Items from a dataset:
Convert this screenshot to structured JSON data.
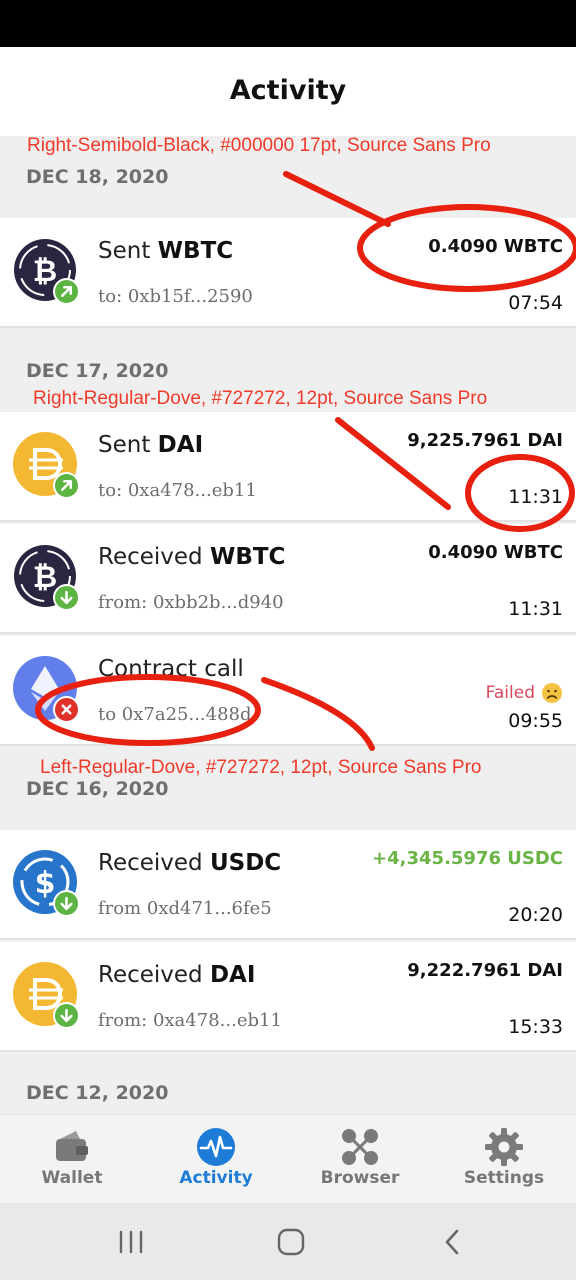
{
  "header": {
    "title": "Activity"
  },
  "sections": [
    {
      "date": "DEC 18, 2020"
    },
    {
      "date": "DEC 17, 2020"
    },
    {
      "date": "DEC 16, 2020"
    },
    {
      "date": "DEC 12, 2020"
    }
  ],
  "transactions": [
    {
      "verb": "Sent",
      "token": "WBTC",
      "address": "to: 0xb15f...2590",
      "amount": "0.4090 WBTC",
      "time": "07:54",
      "coin_icon": "wbtc-icon",
      "direction_icon": "sent-arrow-icon"
    },
    {
      "verb": "Sent",
      "token": "DAI",
      "address": "to: 0xa478...eb11",
      "amount": "9,225.7961 DAI",
      "time": "11:31",
      "coin_icon": "dai-icon",
      "direction_icon": "sent-arrow-icon"
    },
    {
      "verb": "Received",
      "token": "WBTC",
      "address": "from: 0xbb2b...d940",
      "amount": "0.4090 WBTC",
      "time": "11:31",
      "coin_icon": "wbtc-icon",
      "direction_icon": "received-arrow-icon"
    },
    {
      "verb": "Contract call",
      "token": "",
      "address": "to 0x7a25...488d",
      "status": "Failed",
      "time": "09:55",
      "coin_icon": "eth-icon",
      "direction_icon": "failed-x-icon"
    },
    {
      "verb": "Received",
      "token": "USDC",
      "address": "from 0xd471...6fe5",
      "amount": "+4,345.5976 USDC",
      "time": "20:20",
      "coin_icon": "usdc-icon",
      "direction_icon": "received-arrow-icon"
    },
    {
      "verb": "Received",
      "token": "DAI",
      "address": "from: 0xa478...eb11",
      "amount": "9,222.7961 DAI",
      "time": "15:33",
      "coin_icon": "dai-icon",
      "direction_icon": "received-arrow-icon"
    }
  ],
  "annotations": [
    "Right-Semibold-Black, #000000 17pt, Source Sans Pro",
    "Right-Regular-Dove, #727272, 12pt, Source Sans Pro",
    "Left-Regular-Dove, #727272, 12pt, Source Sans Pro"
  ],
  "tabs": [
    {
      "label": "Wallet",
      "icon": "wallet-icon",
      "active": false
    },
    {
      "label": "Activity",
      "icon": "activity-icon",
      "active": true
    },
    {
      "label": "Browser",
      "icon": "browser-icon",
      "active": false
    },
    {
      "label": "Settings",
      "icon": "gear-icon",
      "active": false
    }
  ],
  "colors": {
    "accent": "#1e7bd6",
    "received_amount": "#6ab446",
    "failed": "#d9485f",
    "annotation": "#f03a2a",
    "secondary_text": "#727272"
  }
}
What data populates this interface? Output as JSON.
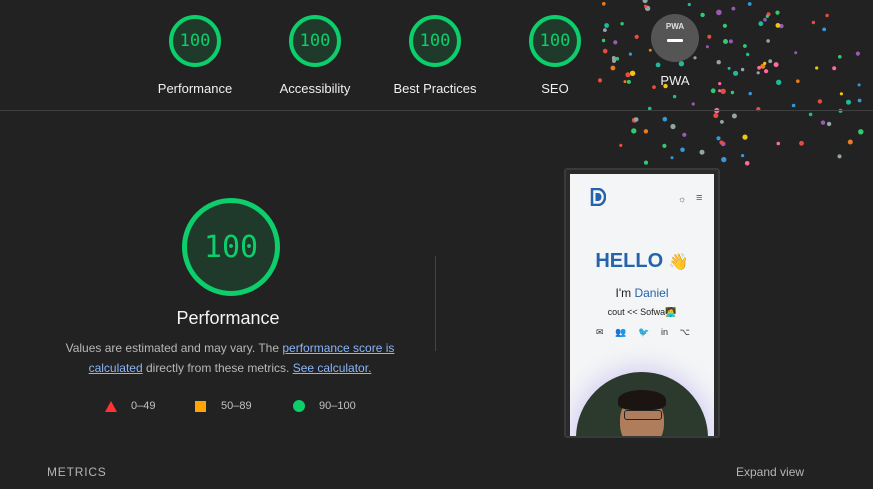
{
  "colors": {
    "pass": "#0cce6b",
    "average": "#ffa400",
    "fail": "#ff3333",
    "link": "#8ab4f8",
    "background": "#222222"
  },
  "gauges": [
    {
      "score": "100",
      "label": "Performance"
    },
    {
      "score": "100",
      "label": "Accessibility"
    },
    {
      "score": "100",
      "label": "Best Practices"
    },
    {
      "score": "100",
      "label": "SEO"
    }
  ],
  "pwa": {
    "badge_text": "PWA",
    "label": "PWA",
    "icon": "pwa-badge-icon"
  },
  "main": {
    "score": "100",
    "title": "Performance",
    "desc_prefix": "Values are estimated and may vary. The ",
    "score_link": "performance score is calculated",
    "desc_mid": " directly from these metrics. ",
    "calc_link": "See calculator."
  },
  "legend": {
    "fail": "0–49",
    "average": "50–89",
    "pass": "90–100"
  },
  "screenshot": {
    "hello": "HELLO",
    "wave": "👋",
    "intro_prefix": "I'm ",
    "name": "Daniel",
    "code": "cout << Sofwa🧑‍💻",
    "socials": [
      "✉",
      "👥",
      "🐦",
      "in",
      "⌥"
    ]
  },
  "footer": {
    "metrics": "METRICS",
    "expand": "Expand view"
  }
}
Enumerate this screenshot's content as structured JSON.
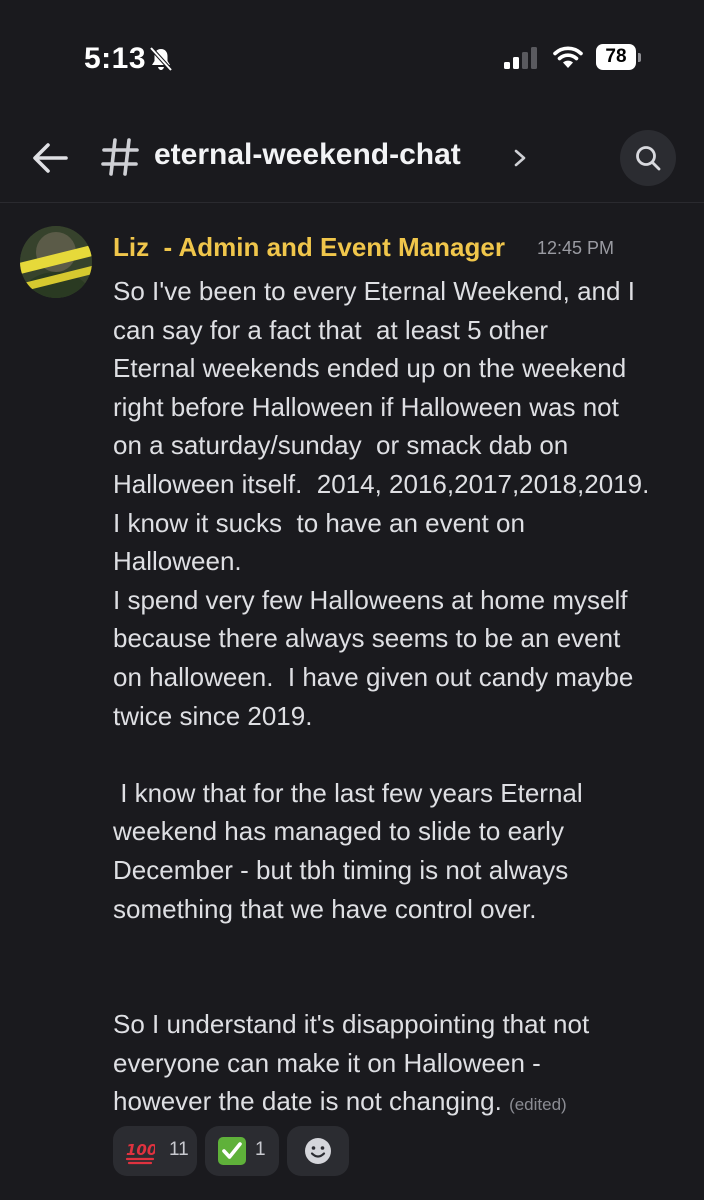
{
  "status_bar": {
    "time": "5:13",
    "battery": "78"
  },
  "header": {
    "channel_hash": "#",
    "channel_name": "eternal-weekend-chat"
  },
  "message": {
    "author": "Liz  - Admin and Event Manager",
    "author_color": "#f0c64b",
    "timestamp": "12:45 PM",
    "lines": [
      "So I've been to every Eternal Weekend, and I",
      "can say for a fact that  at least 5 other",
      "Eternal weekends ended up on the weekend",
      "right before Halloween if Halloween was not",
      "on a saturday/sunday  or smack dab on",
      "Halloween itself.  2014, 2016,2017,2018,2019.",
      "I know it sucks  to have an event on",
      "Halloween.",
      "I spend very few Halloweens at home myself",
      "because there always seems to be an event",
      "on halloween.  I have given out candy maybe",
      "twice since 2019.",
      "",
      " I know that for the last few years Eternal",
      "weekend has managed to slide to early",
      "December - but tbh timing is not always",
      "something that we have control over.",
      "",
      "",
      "So I understand it's disappointing that not",
      "everyone can make it on Halloween -",
      "however the date is not changing."
    ],
    "edited_label": "(edited)",
    "reactions": [
      {
        "emoji": "hundred-points-icon",
        "count": "11"
      },
      {
        "emoji": "check-mark-button-icon",
        "count": "1"
      },
      {
        "emoji": "add-reaction-icon"
      }
    ]
  }
}
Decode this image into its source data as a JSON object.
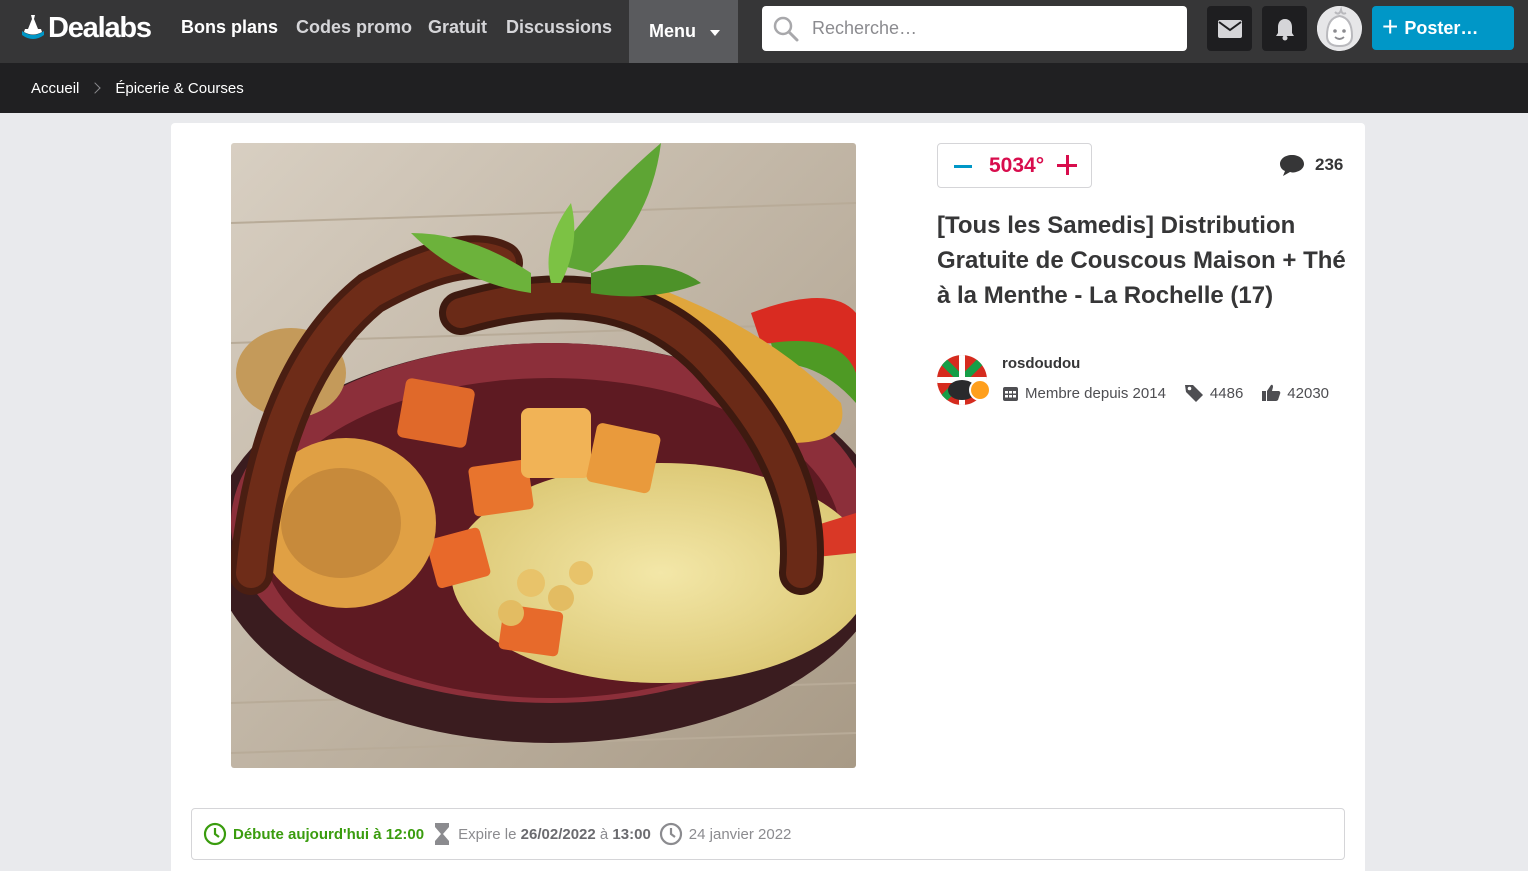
{
  "header": {
    "logo_text": "Dealabs",
    "nav": [
      "Bons plans",
      "Codes promo",
      "Gratuit",
      "Discussions"
    ],
    "menu_label": "Menu",
    "search_placeholder": "Recherche…",
    "post_label": "Poster…",
    "icons": [
      "mail-icon",
      "bell-icon",
      "user-avatar-icon",
      "plus-icon"
    ]
  },
  "breadcrumb": {
    "items": [
      "Accueil",
      "Épicerie & Courses"
    ]
  },
  "deal": {
    "temperature": "5034°",
    "comments_count": "236",
    "title": "[Tous les Samedis] Distribution Gratuite de Couscous Maison + Thé à la Menthe - La Rochelle (17)",
    "image_alt": "Couscous avec merguez, légumes et menthe"
  },
  "user": {
    "name": "rosdoudou",
    "member_since": "Membre depuis 2014",
    "deals_count": "4486",
    "likes_count": "42030"
  },
  "dates": {
    "start_prefix": "Débute aujourd'hui à",
    "start_time": "12:00",
    "expire_prefix": "Expire le",
    "expire_date": "26/02/2022",
    "expire_sep": "à",
    "expire_time": "13:00",
    "posted": "24 janvier 2022"
  },
  "colors": {
    "header_bg": "#363637",
    "crumb_bg": "#202022",
    "accent": "#0097c7",
    "hot": "#d80d4d",
    "start_green": "#3a9c0e"
  }
}
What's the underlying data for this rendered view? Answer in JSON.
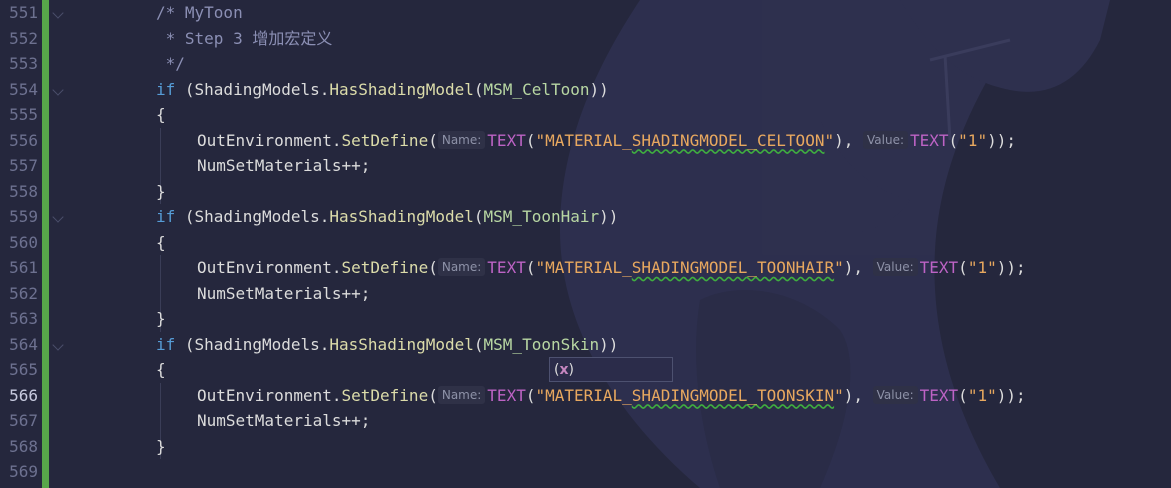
{
  "editor": {
    "colors": {
      "background": "#25273d",
      "change_bar": "#57a64a",
      "keyword": "#569cd6",
      "comment": "#8b8fb4",
      "function": "#dcdcaa",
      "macro": "#bd63c5",
      "string": "#e8a85f",
      "enum": "#b8d7a3"
    },
    "current_line": "566",
    "lines": [
      {
        "n": "551",
        "comment": "/* MyToon"
      },
      {
        "n": "552",
        "comment": " * Step 3 增加宏定义"
      },
      {
        "n": "553",
        "comment": " */"
      },
      {
        "n": "554",
        "kw": "if",
        "pre": " (ShadingModels.",
        "fn": "HasShadingModel",
        "open": "(",
        "enum": "MSM_CelToon",
        "close": "))"
      },
      {
        "n": "555",
        "brace": "{"
      },
      {
        "n": "556",
        "obj": "OutEnvironment.",
        "fn": "SetDefine",
        "open": "(",
        "hint1": "Name:",
        "mac1": "TEXT",
        "str1": "\"MATERIAL_SHADINGMODEL_CELTOON\"",
        "mid": "), ",
        "hint2": "Value:",
        "mac2": "TEXT",
        "str2": "\"1\"",
        "end": "));"
      },
      {
        "n": "557",
        "stmt": "NumSetMaterials++;"
      },
      {
        "n": "558",
        "brace": "}"
      },
      {
        "n": "559",
        "kw": "if",
        "pre": " (ShadingModels.",
        "fn": "HasShadingModel",
        "open": "(",
        "enum": "MSM_ToonHair",
        "close": "))"
      },
      {
        "n": "560",
        "brace": "{"
      },
      {
        "n": "561",
        "obj": "OutEnvironment.",
        "fn": "SetDefine",
        "open": "(",
        "hint1": "Name:",
        "mac1": "TEXT",
        "str1": "\"MATERIAL_SHADINGMODEL_TOONHAIR\"",
        "mid": "), ",
        "hint2": "Value:",
        "mac2": "TEXT",
        "str2": "\"1\"",
        "end": "));"
      },
      {
        "n": "562",
        "stmt": "NumSetMaterials++;"
      },
      {
        "n": "563",
        "brace": "}"
      },
      {
        "n": "564",
        "kw": "if",
        "pre": " (ShadingModels.",
        "fn": "HasShadingModel",
        "open": "(",
        "enum": "MSM_ToonSkin",
        "close": "))"
      },
      {
        "n": "565",
        "brace": "{"
      },
      {
        "n": "566",
        "obj": "OutEnvironment.",
        "fn": "SetDefine",
        "open": "(",
        "hint1": "Name:",
        "mac1": "TEXT",
        "str1": "\"MATERIAL_SHADINGMODEL_TOONSKIN\"",
        "mid": "), ",
        "hint2": "Value:",
        "mac2": "TEXT",
        "str2": "\"1\"",
        "end": "));"
      },
      {
        "n": "567",
        "stmt": "NumSetMaterials++;"
      },
      {
        "n": "568",
        "brace": "}"
      },
      {
        "n": "569"
      }
    ],
    "tooltip": {
      "text_open": "(",
      "text_x": "x",
      "text_close": ")"
    }
  }
}
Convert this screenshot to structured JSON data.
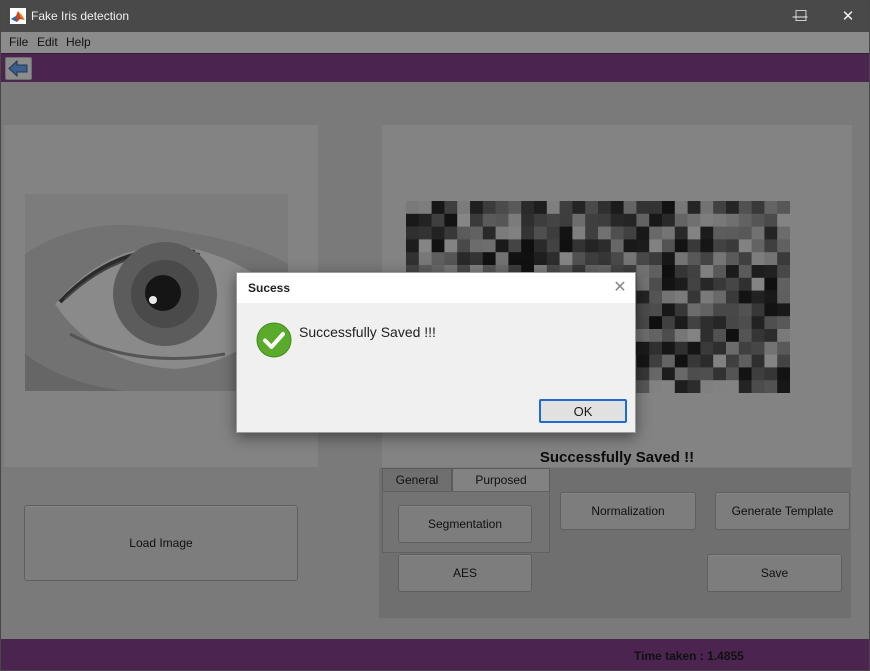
{
  "window": {
    "title": "Fake Iris detection",
    "minimize_glyph": "—",
    "maximize_glyph": "☐",
    "close_glyph": "✕"
  },
  "menu": {
    "items": [
      "File",
      "Edit",
      "Help"
    ]
  },
  "toolbar": {
    "back_icon": "back-arrow-icon"
  },
  "main": {
    "saved_label": "Successfully Saved !!",
    "tabs": [
      {
        "label": "General",
        "selected": false
      },
      {
        "label": "Purposed",
        "selected": true
      }
    ],
    "buttons": {
      "load_image": "Load Image",
      "segmentation": "Segmentation",
      "normalization": "Normalization",
      "generate_template": "Generate Template",
      "aes": "AES",
      "save": "Save"
    }
  },
  "status": {
    "time_label": "Time taken :",
    "time_value": "1.4855"
  },
  "dialog": {
    "title": "Sucess",
    "close_glyph": "✕",
    "message": "Successfully Saved !!!",
    "icon": "success-check-icon",
    "ok_label": "OK"
  },
  "colors": {
    "accent_purple": "#4b2450",
    "success_green": "#5aab2b",
    "ok_border": "#1e6ccf"
  }
}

> To be done
Copy each line that holds the word "have".

> Solution
      "I know it sucks  to have an event on",
      "on halloween.  I have given out candy maybe",
      "something that we have control over.",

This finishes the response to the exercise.